Make an exact copy of the lines below.
— BEGIN Material —
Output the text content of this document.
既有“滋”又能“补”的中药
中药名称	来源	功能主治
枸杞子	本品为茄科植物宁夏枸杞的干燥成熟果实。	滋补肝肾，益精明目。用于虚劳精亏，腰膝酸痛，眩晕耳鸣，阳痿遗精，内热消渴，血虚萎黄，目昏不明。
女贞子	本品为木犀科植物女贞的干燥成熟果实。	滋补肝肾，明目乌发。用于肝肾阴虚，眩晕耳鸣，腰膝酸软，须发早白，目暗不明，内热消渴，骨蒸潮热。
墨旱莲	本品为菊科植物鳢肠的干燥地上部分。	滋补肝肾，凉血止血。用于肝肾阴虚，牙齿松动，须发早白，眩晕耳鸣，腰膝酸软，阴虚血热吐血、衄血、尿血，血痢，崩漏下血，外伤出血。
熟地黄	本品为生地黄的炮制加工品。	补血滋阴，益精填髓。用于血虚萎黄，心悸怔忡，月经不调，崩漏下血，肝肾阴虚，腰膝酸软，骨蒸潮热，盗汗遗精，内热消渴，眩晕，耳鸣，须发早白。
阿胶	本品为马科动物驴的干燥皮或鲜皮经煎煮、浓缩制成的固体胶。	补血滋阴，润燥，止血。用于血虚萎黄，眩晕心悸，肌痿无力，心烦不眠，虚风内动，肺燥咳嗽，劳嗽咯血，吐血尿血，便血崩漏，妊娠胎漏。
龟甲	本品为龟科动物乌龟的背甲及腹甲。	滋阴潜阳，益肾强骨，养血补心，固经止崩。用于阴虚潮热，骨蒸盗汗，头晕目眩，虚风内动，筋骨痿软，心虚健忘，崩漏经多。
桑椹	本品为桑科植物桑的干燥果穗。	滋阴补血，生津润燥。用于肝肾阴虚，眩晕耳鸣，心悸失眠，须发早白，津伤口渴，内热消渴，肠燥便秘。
— END Material —
* **Answer to this exercise**
Output the text content of this document.
既有“滋”又能“补”的中药
中药名称	来源	功能主治
枸杞子	本品为茄科植物宁夏枸杞的干燥成熟果实。	滋补肝肾，益精明目。用于虚劳精亏，腰膝酸痛，眩晕耳鸣，阳痿遗精，内热消渴，血虚萎黄，目昏不明。
女贞子	本品为木犀科植物女贞的干燥成熟果实。	滋补肝肾，明目乌发。用于肝肾阴虚，眩晕耳鸣，腰膝酸软，须发早白，目暗不明，内热消渴，骨蒸潮热。
墨旱莲	本品为菊科植物鳢肠的干燥地上部分。	滋补肝肾，凉血止血。用于肝肾阴虚，牙齿松动，须发早白，眩晕耳鸣，腰膝酸软，阴虚血热吐血、衄血、尿血，血痢，崩漏下血，外伤出血。
熟地黄	本品为生地黄的炮制加工品。	补血滋阴，益精填髓。用于血虚萎黄，心悸怔忡，月经不调，崩漏下血，肝肾阴虚，腰膝酸软，骨蒸潮热，盗汗遗精，内热消渴，眩晕，耳鸣，须发早白。
阿胶	本品为马科动物驴的干燥皮或鲜皮经煎煮、浓缩制成的固体胶。	补血滋阴，润燥，止血。用于血虚萎黄，眩晕心悸，肌痿无力，心烦不眠，虚风内动，肺燥咳嗽，劳嗽咯血，吐血尿血，便血崩漏，妊娠胎漏。
龟甲	本品为龟科动物乌龟的背甲及腹甲。	滋阴潜阳，益肾强骨，养血补心，固经止崩。用于阴虚潮热，骨蒸盗汗，头晕目眩，虚风内动，筋骨痿软，心虚健忘，崩漏经多。
桑椹	本品为桑科植物桑的干燥果穗。	滋阴补血，生津润燥。用于肝肾阴虚，眩晕耳鸣，心悸失眠，须发早白，津伤口渴，内热消渴，肠燥便秘。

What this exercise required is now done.